━━━━━ RECORD EXCERPTS ━━━━━

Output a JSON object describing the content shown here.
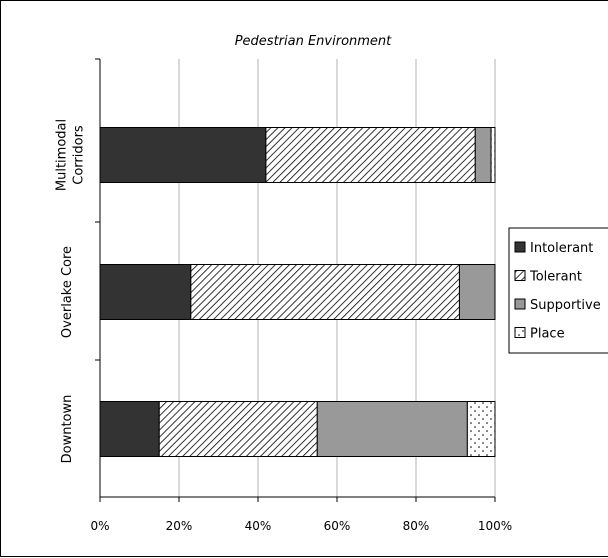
{
  "chart_data": {
    "type": "bar",
    "orientation": "horizontal",
    "stacked": true,
    "title": "Pedestrian Environment",
    "categories": [
      "Multimodal Corridors",
      "Overlake Core",
      "Downtown"
    ],
    "category_lines": [
      [
        "Multimodal",
        "Corridors"
      ],
      [
        "Overlake Core"
      ],
      [
        "Downtown"
      ]
    ],
    "series": [
      {
        "name": "Intolerant",
        "values": [
          42,
          23,
          15
        ],
        "fill": "#333333",
        "pattern": "solid"
      },
      {
        "name": "Tolerant",
        "values": [
          53,
          68,
          40
        ],
        "fill": "#ffffff",
        "pattern": "diagonal-hatch"
      },
      {
        "name": "Supportive",
        "values": [
          4,
          9,
          38
        ],
        "fill": "#999999",
        "pattern": "solid"
      },
      {
        "name": "Place",
        "values": [
          1,
          0,
          7
        ],
        "fill": "#ffffff",
        "pattern": "dots"
      }
    ],
    "xlim": [
      0,
      100
    ],
    "x_ticks": [
      0,
      20,
      40,
      60,
      80,
      100
    ],
    "x_tick_labels": [
      "0%",
      "20%",
      "40%",
      "60%",
      "80%",
      "100%"
    ],
    "xlabel": "",
    "ylabel": "",
    "grid": true,
    "legend_position": "right"
  }
}
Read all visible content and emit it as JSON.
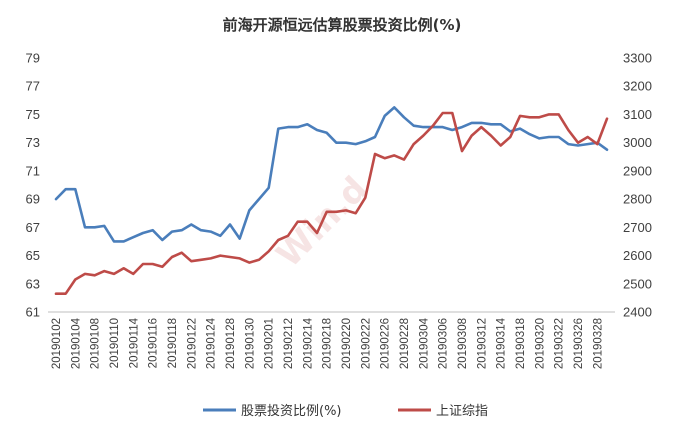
{
  "chart_data": {
    "type": "line",
    "title": "前海开源恒远估算股票投资比例(%)",
    "watermark": "Win.d",
    "x": [
      "20190102",
      "20190103",
      "20190104",
      "20190107",
      "20190108",
      "20190109",
      "20190110",
      "20190111",
      "20190114",
      "20190115",
      "20190116",
      "20190117",
      "20190118",
      "20190121",
      "20190122",
      "20190123",
      "20190124",
      "20190125",
      "20190128",
      "20190129",
      "20190130",
      "20190131",
      "20190201",
      "20190211",
      "20190212",
      "20190213",
      "20190214",
      "20190215",
      "20190218",
      "20190219",
      "20190220",
      "20190221",
      "20190222",
      "20190225",
      "20190226",
      "20190227",
      "20190228",
      "20190301",
      "20190304",
      "20190305",
      "20190306",
      "20190307",
      "20190308",
      "20190311",
      "20190312",
      "20190313",
      "20190314",
      "20190315",
      "20190318",
      "20190319",
      "20190320",
      "20190321",
      "20190322",
      "20190325",
      "20190326",
      "20190327",
      "20190328",
      "20190329"
    ],
    "x_tick_labels": [
      "20190102",
      "20190104",
      "20190108",
      "20190110",
      "20190114",
      "20190116",
      "20190118",
      "20190122",
      "20190124",
      "20190128",
      "20190130",
      "20190201",
      "20190212",
      "20190214",
      "20190218",
      "20190220",
      "20190222",
      "20190226",
      "20190228",
      "20190304",
      "20190306",
      "20190308",
      "20190312",
      "20190314",
      "20190318",
      "20190320",
      "20190322",
      "20190326",
      "20190328"
    ],
    "y_left_ticks": [
      "61",
      "63",
      "65",
      "67",
      "69",
      "71",
      "73",
      "75",
      "77",
      "79"
    ],
    "y_right_ticks": [
      "2400",
      "2500",
      "2600",
      "2700",
      "2800",
      "2900",
      "3000",
      "3100",
      "3200",
      "3300"
    ],
    "ylim_left": [
      61,
      79
    ],
    "ylim_right": [
      2400,
      3300
    ],
    "grid": false,
    "legend_position": "bottom",
    "series": [
      {
        "name": "股票投资比例(%)",
        "axis": "left",
        "color": "#4a7ebb",
        "values": [
          69.0,
          69.7,
          69.7,
          67.0,
          67.0,
          67.1,
          66.0,
          66.0,
          66.3,
          66.6,
          66.8,
          66.1,
          66.7,
          66.8,
          67.2,
          66.8,
          66.7,
          66.4,
          67.2,
          66.2,
          68.2,
          69.0,
          69.8,
          74.0,
          74.1,
          74.1,
          74.3,
          73.9,
          73.7,
          73.0,
          73.0,
          72.9,
          73.1,
          73.4,
          74.9,
          75.5,
          74.8,
          74.2,
          74.1,
          74.1,
          74.1,
          73.9,
          74.1,
          74.4,
          74.4,
          74.3,
          74.3,
          73.8,
          74.0,
          73.6,
          73.3,
          73.4,
          73.4,
          72.9,
          72.8,
          72.9,
          73.0,
          72.5
        ]
      },
      {
        "name": "上证综指",
        "axis": "right",
        "color": "#be4b48",
        "values": [
          2465,
          2465,
          2515,
          2535,
          2530,
          2545,
          2535,
          2555,
          2535,
          2570,
          2570,
          2560,
          2595,
          2610,
          2580,
          2585,
          2590,
          2600,
          2595,
          2590,
          2575,
          2585,
          2615,
          2655,
          2670,
          2720,
          2720,
          2680,
          2755,
          2755,
          2760,
          2750,
          2805,
          2960,
          2945,
          2955,
          2940,
          2995,
          3025,
          3060,
          3105,
          3105,
          2970,
          3025,
          3055,
          3025,
          2990,
          3020,
          3095,
          3090,
          3090,
          3100,
          3100,
          3045,
          3000,
          3020,
          2995,
          3085
        ]
      }
    ]
  }
}
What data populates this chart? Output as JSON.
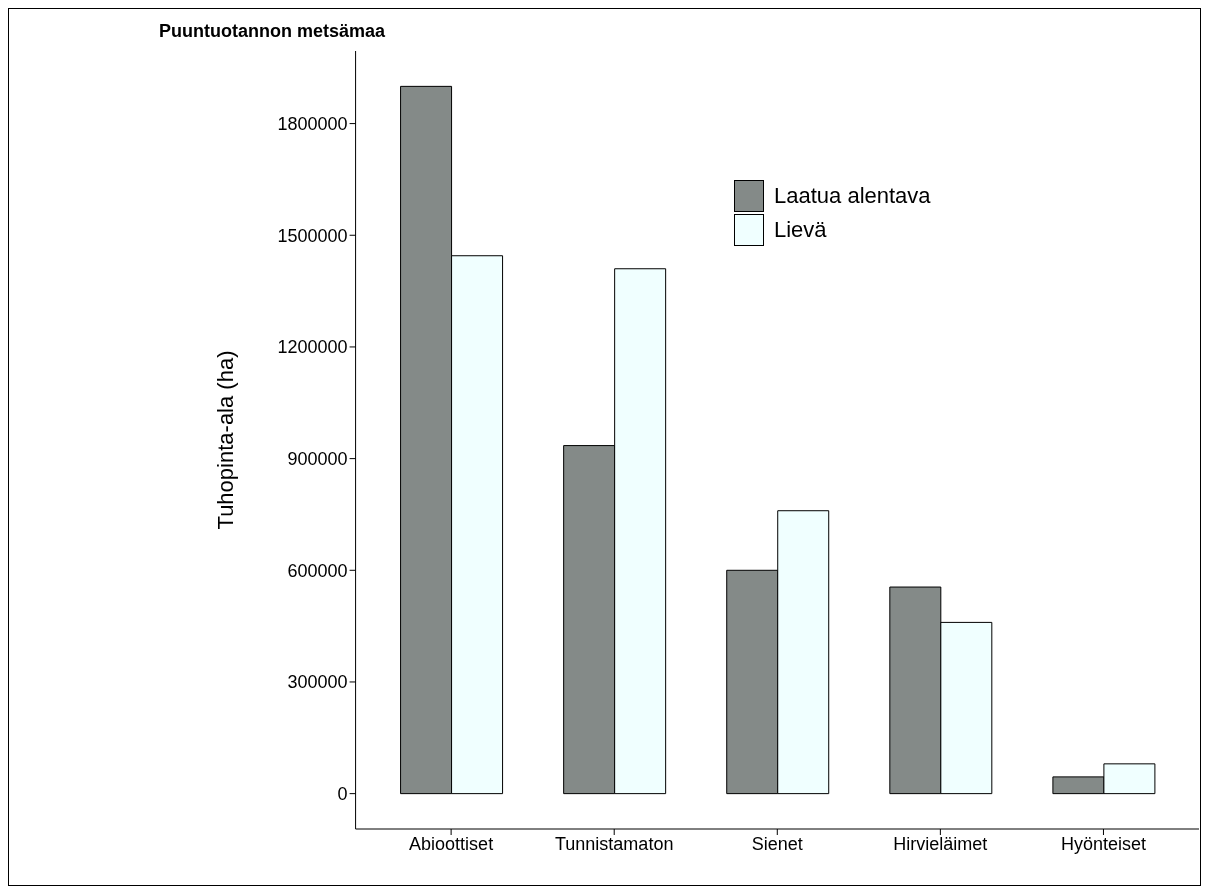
{
  "chart_data": {
    "type": "bar",
    "title": "Puuntuotannon metsämaa",
    "ylabel": "Tuhopinta-ala (ha)",
    "categories": [
      "Abioottiset",
      "Tunnistamaton",
      "Sienet",
      "Hirvieläimet",
      "Hyönteiset"
    ],
    "series": [
      {
        "name": "Laatua alentava",
        "color": "#848a88",
        "values": [
          1900000,
          935000,
          600000,
          555000,
          45000
        ]
      },
      {
        "name": "Lievä",
        "color": "#f0ffff",
        "values": [
          1445000,
          1410000,
          760000,
          460000,
          80000
        ]
      }
    ],
    "ylim": [
      -95000,
      1995000
    ],
    "yticks": [
      0,
      300000,
      600000,
      900000,
      1200000,
      1500000,
      1800000
    ],
    "grid": false,
    "legend": "top right"
  }
}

━━━━━

◆ EXERCISE DIRECTIONS
Return all the entries word for word, but omit any pictures they contain.

◆ RESULT
Output a JSON object describing the content shown here.
{
  "chart_data": {
    "type": "bar",
    "orientation": "horizontal",
    "stacked": true,
    "title": "Pedestrian Environment",
    "categories": [
      "Multimodal Corridors",
      "Overlake Core",
      "Downtown"
    ],
    "category_lines": [
      [
        "Multimodal",
        "Corridors"
      ],
      [
        "Overlake Core"
      ],
      [
        "Downtown"
      ]
    ],
    "series": [
      {
        "name": "Intolerant",
        "values": [
          42,
          23,
          15
        ],
        "fill": "#333333",
        "pattern": "solid"
      },
      {
        "name": "Tolerant",
        "values": [
          53,
          68,
          40
        ],
        "fill": "#ffffff",
        "pattern": "diagonal-hatch"
      },
      {
        "name": "Supportive",
        "values": [
          4,
          9,
          38
        ],
        "fill": "#999999",
        "pattern": "solid"
      },
      {
        "name": "Place",
        "values": [
          1,
          0,
          7
        ],
        "fill": "#ffffff",
        "pattern": "dots"
      }
    ],
    "xlim": [
      0,
      100
    ],
    "x_ticks": [
      0,
      20,
      40,
      60,
      80,
      100
    ],
    "x_tick_labels": [
      "0%",
      "20%",
      "40%",
      "60%",
      "80%",
      "100%"
    ],
    "xlabel": "",
    "ylabel": "",
    "grid": true,
    "legend_position": "right"
  }
}
Read all visible content and emit it as JSON.
{
  "chart_data": {
    "type": "line",
    "title": "前海开源恒远估算股票投资比例(%)",
    "watermark": "Win.d",
    "x": [
      "20190102",
      "20190103",
      "20190104",
      "20190107",
      "20190108",
      "20190109",
      "20190110",
      "20190111",
      "20190114",
      "20190115",
      "20190116",
      "20190117",
      "20190118",
      "20190121",
      "20190122",
      "20190123",
      "20190124",
      "20190125",
      "20190128",
      "20190129",
      "20190130",
      "20190131",
      "20190201",
      "20190211",
      "20190212",
      "20190213",
      "20190214",
      "20190215",
      "20190218",
      "20190219",
      "20190220",
      "20190221",
      "20190222",
      "20190225",
      "20190226",
      "20190227",
      "20190228",
      "20190301",
      "20190304",
      "20190305",
      "20190306",
      "20190307",
      "20190308",
      "20190311",
      "20190312",
      "20190313",
      "20190314",
      "20190315",
      "20190318",
      "20190319",
      "20190320",
      "20190321",
      "20190322",
      "20190325",
      "20190326",
      "20190327",
      "20190328",
      "20190329"
    ],
    "x_tick_labels": [
      "20190102",
      "20190104",
      "20190108",
      "20190110",
      "20190114",
      "20190116",
      "20190118",
      "20190122",
      "20190124",
      "20190128",
      "20190130",
      "20190201",
      "20190212",
      "20190214",
      "20190218",
      "20190220",
      "20190222",
      "20190226",
      "20190228",
      "20190304",
      "20190306",
      "20190308",
      "20190312",
      "20190314",
      "20190318",
      "20190320",
      "20190322",
      "20190326",
      "20190328"
    ],
    "y_left_ticks": [
      "61",
      "63",
      "65",
      "67",
      "69",
      "71",
      "73",
      "75",
      "77",
      "79"
    ],
    "y_right_ticks": [
      "2400",
      "2500",
      "2600",
      "2700",
      "2800",
      "2900",
      "3000",
      "3100",
      "3200",
      "3300"
    ],
    "ylim_left": [
      61,
      79
    ],
    "ylim_right": [
      2400,
      3300
    ],
    "grid": false,
    "legend_position": "bottom",
    "series": [
      {
        "name": "股票投资比例(%)",
        "axis": "left",
        "color": "#4a7ebb",
        "values": [
          69.0,
          69.7,
          69.7,
          67.0,
          67.0,
          67.1,
          66.0,
          66.0,
          66.3,
          66.6,
          66.8,
          66.1,
          66.7,
          66.8,
          67.2,
          66.8,
          66.7,
          66.4,
          67.2,
          66.2,
          68.2,
          69.0,
          69.8,
          74.0,
          74.1,
          74.1,
          74.3,
          73.9,
          73.7,
          73.0,
          73.0,
          72.9,
          73.1,
          73.4,
          74.9,
          75.5,
          74.8,
          74.2,
          74.1,
          74.1,
          74.1,
          73.9,
          74.1,
          74.4,
          74.4,
          74.3,
          74.3,
          73.8,
          74.0,
          73.6,
          73.3,
          73.4,
          73.4,
          72.9,
          72.8,
          72.9,
          73.0,
          72.5
        ]
      },
      {
        "name": "上证综指",
        "axis": "right",
        "color": "#be4b48",
        "values": [
          2465,
          2465,
          2515,
          2535,
          2530,
          2545,
          2535,
          2555,
          2535,
          2570,
          2570,
          2560,
          2595,
          2610,
          2580,
          2585,
          2590,
          2600,
          2595,
          2590,
          2575,
          2585,
          2615,
          2655,
          2670,
          2720,
          2720,
          2680,
          2755,
          2755,
          2760,
          2750,
          2805,
          2960,
          2945,
          2955,
          2940,
          2995,
          3025,
          3060,
          3105,
          3105,
          2970,
          3025,
          3055,
          3025,
          2990,
          3020,
          3095,
          3090,
          3090,
          3100,
          3100,
          3045,
          3000,
          3020,
          2995,
          3085
        ]
      }
    ]
  }
}
What data populates this chart? Output as JSON.
{
  "chart_data": {
    "type": "bar",
    "title": "Puuntuotannon metsämaa",
    "ylabel": "Tuhopinta-ala (ha)",
    "categories": [
      "Abioottiset",
      "Tunnistamaton",
      "Sienet",
      "Hirvieläimet",
      "Hyönteiset"
    ],
    "series": [
      {
        "name": "Laatua alentava",
        "color": "#848a88",
        "values": [
          1900000,
          935000,
          600000,
          555000,
          45000
        ]
      },
      {
        "name": "Lievä",
        "color": "#f0ffff",
        "values": [
          1445000,
          1410000,
          760000,
          460000,
          80000
        ]
      }
    ],
    "ylim": [
      -95000,
      1995000
    ],
    "yticks": [
      0,
      300000,
      600000,
      900000,
      1200000,
      1500000,
      1800000
    ],
    "grid": false,
    "legend": "top right"
  }
}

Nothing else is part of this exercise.